Retype the whole listing verbatim and keep the pictures out of it.

--- --- ---

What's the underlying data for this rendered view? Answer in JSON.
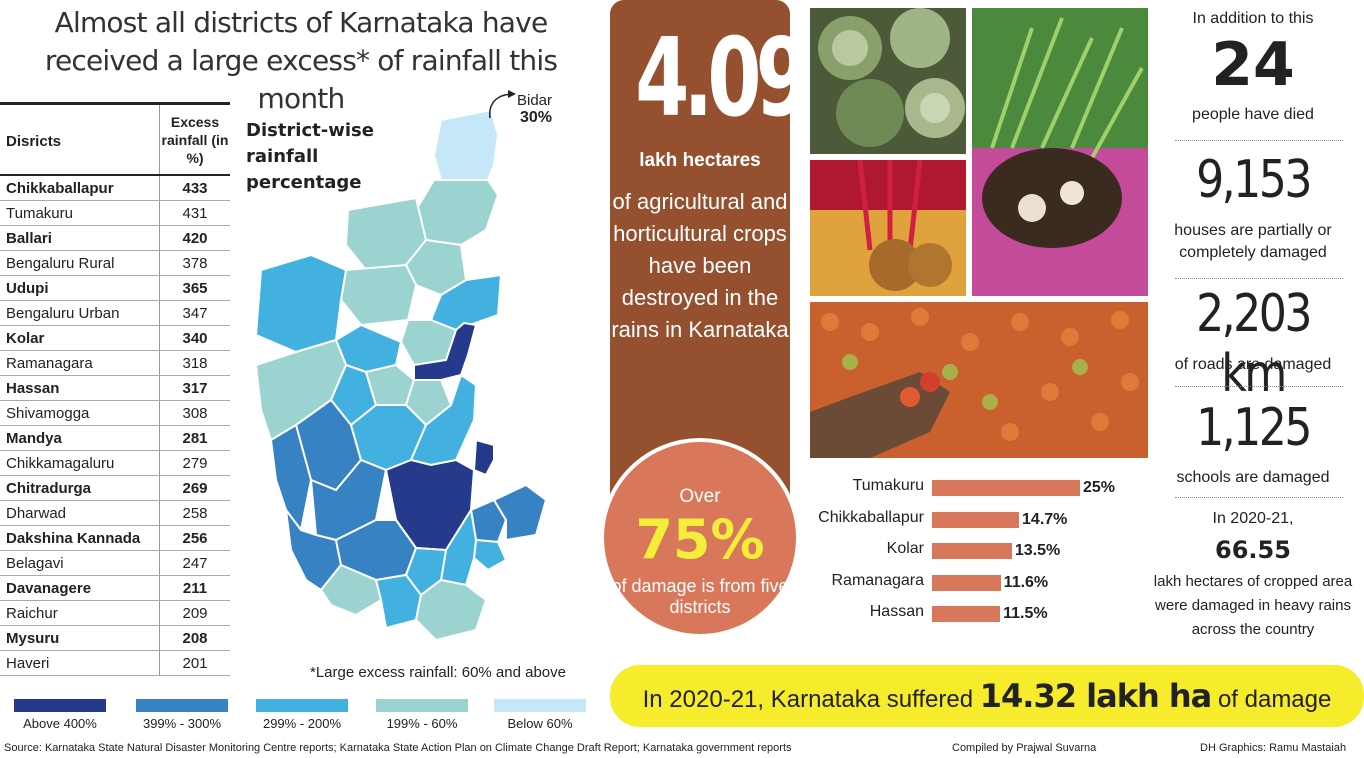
{
  "title": "Almost all districts of Karnataka have received a large excess* of rainfall this month",
  "table": {
    "col1": "Disricts",
    "col2": "Excess rainfall (in %)",
    "rows": [
      {
        "name": "Chikkaballapur",
        "value": "433"
      },
      {
        "name": "Tumakuru",
        "value": "431"
      },
      {
        "name": "Ballari",
        "value": "420"
      },
      {
        "name": "Bengaluru Rural",
        "value": "378"
      },
      {
        "name": "Udupi",
        "value": "365"
      },
      {
        "name": "Bengaluru Urban",
        "value": "347"
      },
      {
        "name": "Kolar",
        "value": "340"
      },
      {
        "name": "Ramanagara",
        "value": "318"
      },
      {
        "name": "Hassan",
        "value": "317"
      },
      {
        "name": "Shivamogga",
        "value": "308"
      },
      {
        "name": "Mandya",
        "value": "281"
      },
      {
        "name": "Chikkamagaluru",
        "value": "279"
      },
      {
        "name": "Chitradurga",
        "value": "269"
      },
      {
        "name": "Dharwad",
        "value": "258"
      },
      {
        "name": "Dakshina Kannada",
        "value": "256"
      },
      {
        "name": "Belagavi",
        "value": "247"
      },
      {
        "name": "Davanagere",
        "value": "211"
      },
      {
        "name": "Raichur",
        "value": "209"
      },
      {
        "name": "Mysuru",
        "value": "208"
      },
      {
        "name": "Haveri",
        "value": "201"
      }
    ]
  },
  "map": {
    "caption": "District-wise rainfall percentage",
    "bidar_label": "Bidar",
    "bidar_value": "30%",
    "footnote": "*Large excess rainfall:  60% and above"
  },
  "legend": [
    {
      "label": "Above 400%",
      "color": "#263a8c"
    },
    {
      "label": "399% - 300%",
      "color": "#3682c2"
    },
    {
      "label": "299% - 200%",
      "color": "#43b1df"
    },
    {
      "label": "199% - 60%",
      "color": "#9ad3d0"
    },
    {
      "label": "Below 60%",
      "color": "#c4e8f7"
    }
  ],
  "panel": {
    "big_number": "4.09",
    "unit": "lakh hectares",
    "text": "of agricultural and horticultural crops have been destroyed in the rains in Karnataka"
  },
  "circle": {
    "over": "Over",
    "percent": "75%",
    "text": "of damage is from five districts"
  },
  "chart_data": {
    "type": "bar",
    "orientation": "horizontal",
    "categories": [
      "Tumakuru",
      "Chikkaballapur",
      "Kolar",
      "Ramanagara",
      "Hassan"
    ],
    "values": [
      25,
      14.7,
      13.5,
      11.6,
      11.5
    ],
    "value_labels": [
      "25%",
      "14.7%",
      "13.5%",
      "11.6%",
      "11.5%"
    ],
    "xlim": [
      0,
      25
    ],
    "color": "#d9775a"
  },
  "stats": {
    "intro": "In addition to this",
    "deaths": "24",
    "deaths_label": "people have died",
    "houses": "9,153",
    "houses_label": "houses are partially or completely damaged",
    "roads": "2,203 km",
    "roads_label": "of roads are damaged",
    "schools": "1,125",
    "schools_label": "schools are damaged",
    "year": "In 2020-21,",
    "national": "66.55",
    "national_label": "lakh hectares of cropped area were damaged in heavy rains across the country"
  },
  "banner": {
    "prefix": "In 2020-21, Karnataka suffered",
    "value": "14.32 lakh ha",
    "suffix": "of damage"
  },
  "footer": {
    "source": "Source: Karnataka State Natural Disaster Monitoring Centre reports; Karnataka State Action Plan on Climate Change Draft Report; Karnataka government reports",
    "compiled": "Compiled by Prajwal Suvarna",
    "credit": "DH Graphics: Ramu Mastaiah"
  }
}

--- --- ---

Answer in full
What's the underlying data for this rendered view? Answer in JSON.
{
  "title": "Almost all districts of Karnataka have received a large excess* of rainfall this month",
  "table": {
    "col1": "Disricts",
    "col2": "Excess rainfall (in %)",
    "rows": [
      {
        "name": "Chikkaballapur",
        "value": "433"
      },
      {
        "name": "Tumakuru",
        "value": "431"
      },
      {
        "name": "Ballari",
        "value": "420"
      },
      {
        "name": "Bengaluru Rural",
        "value": "378"
      },
      {
        "name": "Udupi",
        "value": "365"
      },
      {
        "name": "Bengaluru Urban",
        "value": "347"
      },
      {
        "name": "Kolar",
        "value": "340"
      },
      {
        "name": "Ramanagara",
        "value": "318"
      },
      {
        "name": "Hassan",
        "value": "317"
      },
      {
        "name": "Shivamogga",
        "value": "308"
      },
      {
        "name": "Mandya",
        "value": "281"
      },
      {
        "name": "Chikkamagaluru",
        "value": "279"
      },
      {
        "name": "Chitradurga",
        "value": "269"
      },
      {
        "name": "Dharwad",
        "value": "258"
      },
      {
        "name": "Dakshina Kannada",
        "value": "256"
      },
      {
        "name": "Belagavi",
        "value": "247"
      },
      {
        "name": "Davanagere",
        "value": "211"
      },
      {
        "name": "Raichur",
        "value": "209"
      },
      {
        "name": "Mysuru",
        "value": "208"
      },
      {
        "name": "Haveri",
        "value": "201"
      }
    ]
  },
  "map": {
    "caption": "District-wise rainfall percentage",
    "bidar_label": "Bidar",
    "bidar_value": "30%",
    "footnote": "*Large excess rainfall:  60% and above"
  },
  "legend": [
    {
      "label": "Above 400%",
      "color": "#263a8c"
    },
    {
      "label": "399% - 300%",
      "color": "#3682c2"
    },
    {
      "label": "299% - 200%",
      "color": "#43b1df"
    },
    {
      "label": "199% - 60%",
      "color": "#9ad3d0"
    },
    {
      "label": "Below 60%",
      "color": "#c4e8f7"
    }
  ],
  "panel": {
    "big_number": "4.09",
    "unit": "lakh hectares",
    "text": "of agricultural and horticultural crops have been destroyed in the rains in Karnataka"
  },
  "circle": {
    "over": "Over",
    "percent": "75%",
    "text": "of damage is from five districts"
  },
  "chart_data": {
    "type": "bar",
    "orientation": "horizontal",
    "categories": [
      "Tumakuru",
      "Chikkaballapur",
      "Kolar",
      "Ramanagara",
      "Hassan"
    ],
    "values": [
      25,
      14.7,
      13.5,
      11.6,
      11.5
    ],
    "value_labels": [
      "25%",
      "14.7%",
      "13.5%",
      "11.6%",
      "11.5%"
    ],
    "xlim": [
      0,
      25
    ],
    "color": "#d9775a"
  },
  "stats": {
    "intro": "In addition to this",
    "deaths": "24",
    "deaths_label": "people have died",
    "houses": "9,153",
    "houses_label": "houses are partially or completely damaged",
    "roads": "2,203 km",
    "roads_label": "of roads are damaged",
    "schools": "1,125",
    "schools_label": "schools are damaged",
    "year": "In 2020-21,",
    "national": "66.55",
    "national_label": "lakh hectares of cropped area were damaged in heavy rains across the country"
  },
  "banner": {
    "prefix": "In 2020-21, Karnataka suffered",
    "value": "14.32 lakh ha",
    "suffix": "of damage"
  },
  "footer": {
    "source": "Source: Karnataka State Natural Disaster Monitoring Centre reports; Karnataka State Action Plan on Climate Change Draft Report; Karnataka government reports",
    "compiled": "Compiled by Prajwal Suvarna",
    "credit": "DH Graphics: Ramu Mastaiah"
  }
}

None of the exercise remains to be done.